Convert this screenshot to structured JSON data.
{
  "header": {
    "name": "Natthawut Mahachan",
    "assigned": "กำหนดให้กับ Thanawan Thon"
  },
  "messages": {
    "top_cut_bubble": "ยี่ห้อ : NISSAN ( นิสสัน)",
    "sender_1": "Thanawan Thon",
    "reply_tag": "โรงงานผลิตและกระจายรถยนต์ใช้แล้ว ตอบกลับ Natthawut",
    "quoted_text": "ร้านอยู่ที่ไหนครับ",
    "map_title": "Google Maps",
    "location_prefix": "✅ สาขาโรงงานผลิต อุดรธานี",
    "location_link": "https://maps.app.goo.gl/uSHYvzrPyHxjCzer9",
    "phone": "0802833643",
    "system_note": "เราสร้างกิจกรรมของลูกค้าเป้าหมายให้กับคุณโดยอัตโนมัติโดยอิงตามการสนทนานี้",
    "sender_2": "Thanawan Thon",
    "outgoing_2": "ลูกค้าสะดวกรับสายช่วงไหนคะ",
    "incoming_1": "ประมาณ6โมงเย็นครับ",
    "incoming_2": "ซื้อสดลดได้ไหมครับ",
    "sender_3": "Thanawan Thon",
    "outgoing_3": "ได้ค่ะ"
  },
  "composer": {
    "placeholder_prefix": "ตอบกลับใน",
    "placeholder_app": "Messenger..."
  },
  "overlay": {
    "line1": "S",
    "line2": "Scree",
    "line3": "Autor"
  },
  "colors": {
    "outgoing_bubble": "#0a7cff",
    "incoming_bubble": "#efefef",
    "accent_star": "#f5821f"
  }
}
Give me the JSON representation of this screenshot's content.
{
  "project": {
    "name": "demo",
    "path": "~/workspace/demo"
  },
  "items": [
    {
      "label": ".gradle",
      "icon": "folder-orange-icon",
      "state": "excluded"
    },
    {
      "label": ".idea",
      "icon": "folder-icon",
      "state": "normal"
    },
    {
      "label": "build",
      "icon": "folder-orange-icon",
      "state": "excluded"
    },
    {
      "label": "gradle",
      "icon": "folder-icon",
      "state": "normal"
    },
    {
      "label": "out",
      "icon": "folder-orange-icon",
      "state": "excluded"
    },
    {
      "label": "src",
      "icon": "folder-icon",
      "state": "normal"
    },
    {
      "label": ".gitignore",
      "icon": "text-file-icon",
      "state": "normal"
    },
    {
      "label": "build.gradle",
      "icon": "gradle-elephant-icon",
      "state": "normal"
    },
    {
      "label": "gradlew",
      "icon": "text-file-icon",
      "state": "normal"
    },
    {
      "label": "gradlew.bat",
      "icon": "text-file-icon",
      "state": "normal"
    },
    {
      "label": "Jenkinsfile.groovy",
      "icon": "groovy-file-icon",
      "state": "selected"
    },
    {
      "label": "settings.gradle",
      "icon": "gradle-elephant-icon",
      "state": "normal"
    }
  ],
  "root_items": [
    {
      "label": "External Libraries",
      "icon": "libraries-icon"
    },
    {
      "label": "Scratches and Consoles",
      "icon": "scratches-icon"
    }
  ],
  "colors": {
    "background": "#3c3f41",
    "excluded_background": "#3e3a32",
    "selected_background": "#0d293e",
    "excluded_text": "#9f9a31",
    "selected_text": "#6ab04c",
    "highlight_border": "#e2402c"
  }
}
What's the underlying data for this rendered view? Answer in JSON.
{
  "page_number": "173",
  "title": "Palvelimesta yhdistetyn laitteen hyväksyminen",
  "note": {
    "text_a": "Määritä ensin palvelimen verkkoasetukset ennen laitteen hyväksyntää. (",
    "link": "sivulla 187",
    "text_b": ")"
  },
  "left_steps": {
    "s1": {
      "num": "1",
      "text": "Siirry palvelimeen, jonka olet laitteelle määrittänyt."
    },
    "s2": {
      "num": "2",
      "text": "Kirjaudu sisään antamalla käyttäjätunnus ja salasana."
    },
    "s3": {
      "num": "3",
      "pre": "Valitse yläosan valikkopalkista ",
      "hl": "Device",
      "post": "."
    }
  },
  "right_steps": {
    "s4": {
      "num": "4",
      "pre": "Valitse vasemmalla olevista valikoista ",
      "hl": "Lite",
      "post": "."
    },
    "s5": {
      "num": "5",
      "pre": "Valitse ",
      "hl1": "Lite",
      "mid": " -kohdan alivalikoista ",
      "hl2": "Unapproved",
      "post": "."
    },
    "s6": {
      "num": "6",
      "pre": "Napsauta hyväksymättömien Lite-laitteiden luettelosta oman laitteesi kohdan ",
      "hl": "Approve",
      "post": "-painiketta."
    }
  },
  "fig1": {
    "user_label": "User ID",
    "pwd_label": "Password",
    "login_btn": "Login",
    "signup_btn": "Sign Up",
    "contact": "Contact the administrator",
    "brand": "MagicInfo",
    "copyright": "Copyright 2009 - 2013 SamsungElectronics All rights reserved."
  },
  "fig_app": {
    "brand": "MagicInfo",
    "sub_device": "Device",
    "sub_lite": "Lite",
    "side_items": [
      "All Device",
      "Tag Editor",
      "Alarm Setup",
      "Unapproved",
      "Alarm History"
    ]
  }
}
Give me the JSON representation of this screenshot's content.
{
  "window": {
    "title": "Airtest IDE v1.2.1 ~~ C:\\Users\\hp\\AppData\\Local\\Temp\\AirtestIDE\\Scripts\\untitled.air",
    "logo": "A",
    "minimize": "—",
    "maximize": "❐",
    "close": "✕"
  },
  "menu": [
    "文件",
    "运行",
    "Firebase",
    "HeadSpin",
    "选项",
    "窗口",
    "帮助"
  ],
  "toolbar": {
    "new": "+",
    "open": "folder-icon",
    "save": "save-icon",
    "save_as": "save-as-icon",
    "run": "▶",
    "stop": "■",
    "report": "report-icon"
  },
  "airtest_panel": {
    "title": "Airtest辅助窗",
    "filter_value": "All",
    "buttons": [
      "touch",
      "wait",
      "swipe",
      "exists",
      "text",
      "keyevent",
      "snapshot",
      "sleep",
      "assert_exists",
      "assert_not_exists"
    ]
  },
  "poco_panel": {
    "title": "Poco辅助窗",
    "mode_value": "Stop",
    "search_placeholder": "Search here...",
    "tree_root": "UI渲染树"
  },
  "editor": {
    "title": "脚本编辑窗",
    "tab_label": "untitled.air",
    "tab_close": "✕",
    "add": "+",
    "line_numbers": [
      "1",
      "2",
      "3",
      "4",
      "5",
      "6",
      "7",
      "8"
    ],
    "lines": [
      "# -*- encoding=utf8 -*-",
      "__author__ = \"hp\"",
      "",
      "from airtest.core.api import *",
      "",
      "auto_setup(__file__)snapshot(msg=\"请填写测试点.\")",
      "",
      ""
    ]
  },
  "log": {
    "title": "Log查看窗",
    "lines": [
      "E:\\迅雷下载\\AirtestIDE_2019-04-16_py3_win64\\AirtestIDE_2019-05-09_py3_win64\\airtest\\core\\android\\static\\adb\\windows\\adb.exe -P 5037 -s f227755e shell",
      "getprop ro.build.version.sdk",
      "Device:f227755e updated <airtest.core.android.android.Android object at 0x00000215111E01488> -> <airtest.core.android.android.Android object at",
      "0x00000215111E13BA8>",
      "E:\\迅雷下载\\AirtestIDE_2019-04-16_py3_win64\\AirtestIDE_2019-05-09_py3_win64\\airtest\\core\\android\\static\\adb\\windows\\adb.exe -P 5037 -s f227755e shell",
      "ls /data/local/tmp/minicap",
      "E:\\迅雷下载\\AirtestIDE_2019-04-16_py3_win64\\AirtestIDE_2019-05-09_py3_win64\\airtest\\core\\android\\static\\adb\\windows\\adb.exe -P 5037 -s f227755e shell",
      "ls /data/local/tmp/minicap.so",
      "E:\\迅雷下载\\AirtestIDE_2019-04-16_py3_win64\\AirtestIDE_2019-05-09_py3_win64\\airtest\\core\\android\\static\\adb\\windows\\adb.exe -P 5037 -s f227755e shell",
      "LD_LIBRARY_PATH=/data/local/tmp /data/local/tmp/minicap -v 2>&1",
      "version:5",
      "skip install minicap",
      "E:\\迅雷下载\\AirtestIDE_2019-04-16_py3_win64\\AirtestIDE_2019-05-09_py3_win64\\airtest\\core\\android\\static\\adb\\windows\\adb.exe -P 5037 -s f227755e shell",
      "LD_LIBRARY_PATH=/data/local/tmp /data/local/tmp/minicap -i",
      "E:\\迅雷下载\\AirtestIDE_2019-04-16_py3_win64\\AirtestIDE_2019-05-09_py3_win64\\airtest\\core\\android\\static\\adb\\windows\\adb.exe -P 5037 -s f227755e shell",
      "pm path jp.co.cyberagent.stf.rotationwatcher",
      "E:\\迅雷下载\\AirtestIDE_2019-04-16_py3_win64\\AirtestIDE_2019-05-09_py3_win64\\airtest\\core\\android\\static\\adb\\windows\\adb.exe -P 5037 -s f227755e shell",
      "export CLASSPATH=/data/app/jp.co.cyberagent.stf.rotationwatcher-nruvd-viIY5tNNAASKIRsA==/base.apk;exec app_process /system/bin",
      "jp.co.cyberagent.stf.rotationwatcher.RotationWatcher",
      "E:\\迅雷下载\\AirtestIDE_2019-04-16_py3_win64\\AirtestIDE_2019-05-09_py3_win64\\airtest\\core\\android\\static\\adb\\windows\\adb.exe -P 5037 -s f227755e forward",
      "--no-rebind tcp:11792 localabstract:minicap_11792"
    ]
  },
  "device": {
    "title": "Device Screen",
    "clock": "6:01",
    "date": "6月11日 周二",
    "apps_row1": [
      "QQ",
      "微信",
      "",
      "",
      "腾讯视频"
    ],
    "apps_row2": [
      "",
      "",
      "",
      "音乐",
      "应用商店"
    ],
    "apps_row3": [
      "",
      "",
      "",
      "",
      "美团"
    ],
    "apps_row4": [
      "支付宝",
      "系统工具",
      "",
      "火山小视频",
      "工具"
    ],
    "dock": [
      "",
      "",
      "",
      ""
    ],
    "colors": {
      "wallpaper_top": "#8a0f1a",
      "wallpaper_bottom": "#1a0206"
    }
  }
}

■ Written problem ■
From the material above, copy each line that includes the word "this".

■ Written answer ■
Convert this screenshot to structured JSON data.
Give me the JSON representation of this screenshot's content.
What's the underlying data for this rendered view? Answer in JSON.
Give me the JSON representation of this screenshot's content.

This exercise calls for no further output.